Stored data
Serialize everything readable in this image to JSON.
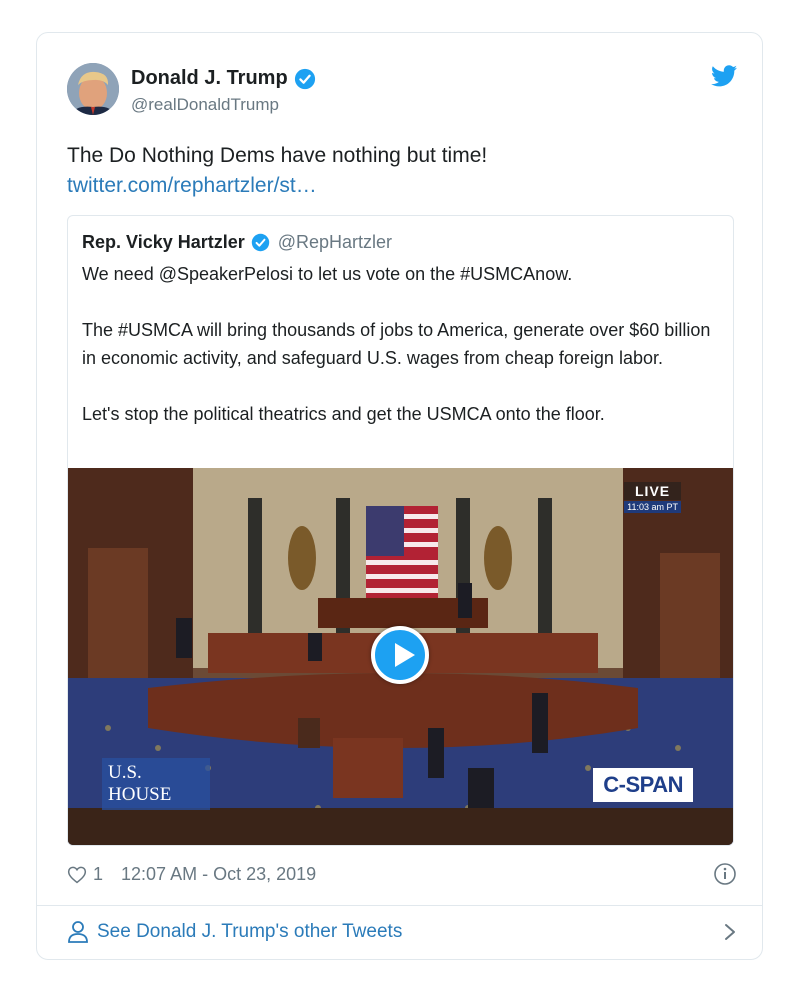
{
  "author": {
    "name": "Donald J. Trump",
    "handle": "@realDonaldTrump"
  },
  "tweet": {
    "text": "The Do Nothing Dems have nothing but time!",
    "link": "twitter.com/rephartzler/st…"
  },
  "quoted": {
    "name": "Rep. Vicky Hartzler",
    "handle": "@RepHartzler",
    "paragraphs": [
      "We need @SpeakerPelosi to let us vote on the #USMCAnow.",
      "The #USMCA will bring thousands of jobs to America, generate over $60 billion in economic activity, and safeguard U.S. wages from cheap foreign labor.",
      "Let's stop the political theatrics and get the USMCA onto the floor."
    ],
    "media": {
      "live_label": "LIVE",
      "live_time": "11:03 am PT",
      "house_logo_line1": "U.S.",
      "house_logo_line2": "HOUSE",
      "network_logo": "C-SPAN"
    }
  },
  "footer": {
    "like_count": "1",
    "timestamp": "12:07 AM - Oct 23, 2019"
  },
  "see_more": {
    "label": "See Donald J. Trump's other Tweets"
  },
  "icons": {
    "verified": "verified-badge-icon",
    "bird": "twitter-bird-icon",
    "heart": "heart-icon",
    "info": "info-icon",
    "person": "person-icon",
    "chevron": "chevron-right-icon"
  },
  "colors": {
    "twitter_blue": "#1da1f2",
    "link_blue": "#2b7bb9",
    "muted_text": "#697882",
    "border": "#e1e8ed"
  }
}
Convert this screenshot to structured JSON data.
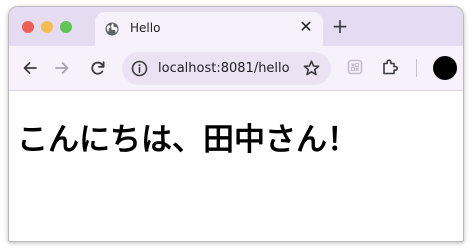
{
  "tab": {
    "title": "Hello",
    "close_glyph": "✕",
    "favicon": "globe-icon"
  },
  "tabstrip": {
    "new_tab_glyph": "+"
  },
  "toolbar": {
    "url": "localhost:8081/hello",
    "icons": [
      "back-arrow-icon",
      "forward-arrow-icon",
      "reload-icon",
      "info-icon",
      "star-icon",
      "extension-icon",
      "puzzle-icon"
    ]
  },
  "page": {
    "heading": "こんにちは、田中さん！"
  },
  "colors": {
    "tabstrip_bg": "#e6dcf2",
    "toolbar_bg": "#f7f1fb",
    "omnibox_bg": "#ebe2f3",
    "close": "#ee5f57",
    "minimize": "#f5bd4f",
    "maximize": "#5fc454",
    "avatar": "#000000"
  }
}
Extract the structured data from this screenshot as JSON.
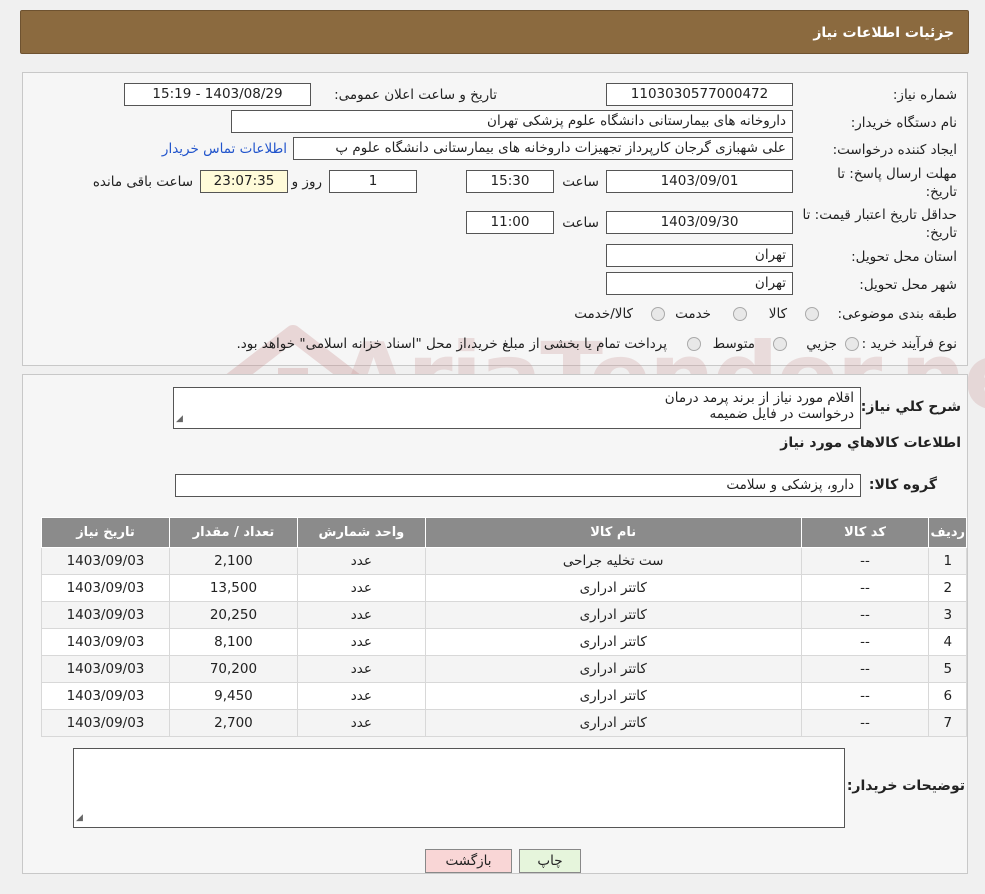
{
  "header": {
    "title": "جزئیات اطلاعات نیاز"
  },
  "fields": {
    "need_number_label": "شماره نیاز:",
    "need_number": "1103030577000472",
    "announce_label": "تاریخ و ساعت اعلان عمومی:",
    "announce_value": "1403/08/29 - 15:19",
    "buyer_org_label": "نام دستگاه خریدار:",
    "buyer_org": "داروخانه های بیمارستانی دانشگاه علوم پزشکی تهران",
    "creator_label": "ایجاد کننده درخواست:",
    "creator": "علی شهبازی گرجان کارپرداز تجهیزات داروخانه های بیمارستانی دانشگاه علوم پ",
    "contact_link": "اطلاعات تماس خریدار",
    "deadline_label_1": "مهلت ارسال پاسخ: تا",
    "deadline_label_2": "تاریخ:",
    "deadline_date": "1403/09/01",
    "time_label": "ساعت",
    "deadline_time": "15:30",
    "days_value": "1",
    "days_label": "روز و",
    "remaining_time": "23:07:35",
    "remaining_label": "ساعت باقی مانده",
    "validity_label_1": "حداقل تاریخ اعتبار قیمت: تا",
    "validity_label_2": "تاریخ:",
    "validity_date": "1403/09/30",
    "validity_time": "11:00",
    "province_label": "استان محل تحویل:",
    "province": "تهران",
    "city_label": "شهر محل تحویل:",
    "city": "تهران",
    "category_label": "طبقه بندی موضوعی:",
    "category_options": [
      "کالا",
      "خدمت",
      "کالا/خدمت"
    ],
    "purchase_type_label": "نوع فرآیند خرید :",
    "purchase_options": [
      "جزیي",
      "متوسط"
    ],
    "purchase_note": "پرداخت تمام یا بخشی از مبلغ خرید،از محل \"اسناد خزانه اسلامی\" خواهد بود."
  },
  "watermark": "AriaTender.neT",
  "details": {
    "description_label": "شرح کلي نياز:",
    "description_lines": [
      "اقلام مورد نیاز از برند پرمد درمان",
      "درخواست در فایل ضمیمه"
    ],
    "goods_info_title": "اطلاعات کالاهاي مورد نياز",
    "goods_group_label": "گروه کالا:",
    "goods_group": "دارو، پزشکی و سلامت",
    "table": {
      "headers": [
        "رديف",
        "کد کالا",
        "نام کالا",
        "واحد شمارش",
        "تعداد / مقدار",
        "تاريخ نياز"
      ],
      "rows": [
        [
          "1",
          "--",
          "ست تخلیه جراحی",
          "عدد",
          "2,100",
          "1403/09/03"
        ],
        [
          "2",
          "--",
          "کاتتر ادراری",
          "عدد",
          "13,500",
          "1403/09/03"
        ],
        [
          "3",
          "--",
          "کاتتر ادراری",
          "عدد",
          "20,250",
          "1403/09/03"
        ],
        [
          "4",
          "--",
          "کاتتر ادراری",
          "عدد",
          "8,100",
          "1403/09/03"
        ],
        [
          "5",
          "--",
          "کاتتر ادراری",
          "عدد",
          "70,200",
          "1403/09/03"
        ],
        [
          "6",
          "--",
          "کاتتر ادراری",
          "عدد",
          "9,450",
          "1403/09/03"
        ],
        [
          "7",
          "--",
          "کاتتر ادراری",
          "عدد",
          "2,700",
          "1403/09/03"
        ]
      ]
    },
    "buyer_notes_label": "توضیحات خریدار:"
  },
  "buttons": {
    "print": "چاپ",
    "back": "بازگشت"
  },
  "colors": {
    "header_bg": "#8b6a3f",
    "table_header_bg": "#8b8b8b",
    "link": "#2255cc",
    "back_button_bg": "#f9d6d6",
    "print_button_bg": "#e6f5dc"
  }
}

## To be done
Set the data above down again exactly as given, with no pictures.

## Answer below
Serialize everything readable in this image to JSON.
{
  "author": {
    "name": "Donald J. Trump",
    "handle": "@realDonaldTrump"
  },
  "tweet": {
    "text": "The Do Nothing Dems have nothing but time!",
    "link": "twitter.com/rephartzler/st…"
  },
  "quoted": {
    "name": "Rep. Vicky Hartzler",
    "handle": "@RepHartzler",
    "paragraphs": [
      "We need @SpeakerPelosi to let us vote on the #USMCAnow.",
      "The #USMCA will bring thousands of jobs to America, generate over $60 billion in economic activity, and safeguard U.S. wages from cheap foreign labor.",
      "Let's stop the political theatrics and get the USMCA onto the floor."
    ],
    "media": {
      "live_label": "LIVE",
      "live_time": "11:03 am PT",
      "house_logo_line1": "U.S.",
      "house_logo_line2": "HOUSE",
      "network_logo": "C-SPAN"
    }
  },
  "footer": {
    "like_count": "1",
    "timestamp": "12:07 AM - Oct 23, 2019"
  },
  "see_more": {
    "label": "See Donald J. Trump's other Tweets"
  },
  "icons": {
    "verified": "verified-badge-icon",
    "bird": "twitter-bird-icon",
    "heart": "heart-icon",
    "info": "info-icon",
    "person": "person-icon",
    "chevron": "chevron-right-icon"
  },
  "colors": {
    "twitter_blue": "#1da1f2",
    "link_blue": "#2b7bb9",
    "muted_text": "#697882",
    "border": "#e1e8ed"
  }
}
Convert this screenshot to structured JSON data.
{
  "tab": {
    "title": "Hello",
    "close_glyph": "✕",
    "favicon": "globe-icon"
  },
  "tabstrip": {
    "new_tab_glyph": "+"
  },
  "toolbar": {
    "url": "localhost:8081/hello",
    "icons": [
      "back-arrow-icon",
      "forward-arrow-icon",
      "reload-icon",
      "info-icon",
      "star-icon",
      "extension-icon",
      "puzzle-icon"
    ]
  },
  "page": {
    "heading": "こんにちは、田中さん！"
  },
  "colors": {
    "tabstrip_bg": "#e6dcf2",
    "toolbar_bg": "#f7f1fb",
    "omnibox_bg": "#ebe2f3",
    "close": "#ee5f57",
    "minimize": "#f5bd4f",
    "maximize": "#5fc454",
    "avatar": "#000000"
  }
}
Extract the structured data from this screenshot as JSON.
{
  "header": {
    "title": "جزئیات اطلاعات نیاز"
  },
  "fields": {
    "need_number_label": "شماره نیاز:",
    "need_number": "1103030577000472",
    "announce_label": "تاریخ و ساعت اعلان عمومی:",
    "announce_value": "1403/08/29 - 15:19",
    "buyer_org_label": "نام دستگاه خریدار:",
    "buyer_org": "داروخانه های بیمارستانی دانشگاه علوم پزشکی تهران",
    "creator_label": "ایجاد کننده درخواست:",
    "creator": "علی شهبازی گرجان کارپرداز تجهیزات داروخانه های بیمارستانی دانشگاه علوم پ",
    "contact_link": "اطلاعات تماس خریدار",
    "deadline_label_1": "مهلت ارسال پاسخ: تا",
    "deadline_label_2": "تاریخ:",
    "deadline_date": "1403/09/01",
    "time_label": "ساعت",
    "deadline_time": "15:30",
    "days_value": "1",
    "days_label": "روز و",
    "remaining_time": "23:07:35",
    "remaining_label": "ساعت باقی مانده",
    "validity_label_1": "حداقل تاریخ اعتبار قیمت: تا",
    "validity_label_2": "تاریخ:",
    "validity_date": "1403/09/30",
    "validity_time": "11:00",
    "province_label": "استان محل تحویل:",
    "province": "تهران",
    "city_label": "شهر محل تحویل:",
    "city": "تهران",
    "category_label": "طبقه بندی موضوعی:",
    "category_options": [
      "کالا",
      "خدمت",
      "کالا/خدمت"
    ],
    "purchase_type_label": "نوع فرآیند خرید :",
    "purchase_options": [
      "جزیي",
      "متوسط"
    ],
    "purchase_note": "پرداخت تمام یا بخشی از مبلغ خرید،از محل \"اسناد خزانه اسلامی\" خواهد بود."
  },
  "watermark": "AriaTender.neT",
  "details": {
    "description_label": "شرح کلي نياز:",
    "description_lines": [
      "اقلام مورد نیاز از برند پرمد درمان",
      "درخواست در فایل ضمیمه"
    ],
    "goods_info_title": "اطلاعات کالاهاي مورد نياز",
    "goods_group_label": "گروه کالا:",
    "goods_group": "دارو، پزشکی و سلامت",
    "table": {
      "headers": [
        "رديف",
        "کد کالا",
        "نام کالا",
        "واحد شمارش",
        "تعداد / مقدار",
        "تاريخ نياز"
      ],
      "rows": [
        [
          "1",
          "--",
          "ست تخلیه جراحی",
          "عدد",
          "2,100",
          "1403/09/03"
        ],
        [
          "2",
          "--",
          "کاتتر ادراری",
          "عدد",
          "13,500",
          "1403/09/03"
        ],
        [
          "3",
          "--",
          "کاتتر ادراری",
          "عدد",
          "20,250",
          "1403/09/03"
        ],
        [
          "4",
          "--",
          "کاتتر ادراری",
          "عدد",
          "8,100",
          "1403/09/03"
        ],
        [
          "5",
          "--",
          "کاتتر ادراری",
          "عدد",
          "70,200",
          "1403/09/03"
        ],
        [
          "6",
          "--",
          "کاتتر ادراری",
          "عدد",
          "9,450",
          "1403/09/03"
        ],
        [
          "7",
          "--",
          "کاتتر ادراری",
          "عدد",
          "2,700",
          "1403/09/03"
        ]
      ]
    },
    "buyer_notes_label": "توضیحات خریدار:"
  },
  "buttons": {
    "print": "چاپ",
    "back": "بازگشت"
  },
  "colors": {
    "header_bg": "#8b6a3f",
    "table_header_bg": "#8b8b8b",
    "link": "#2255cc",
    "back_button_bg": "#f9d6d6",
    "print_button_bg": "#e6f5dc"
  }
}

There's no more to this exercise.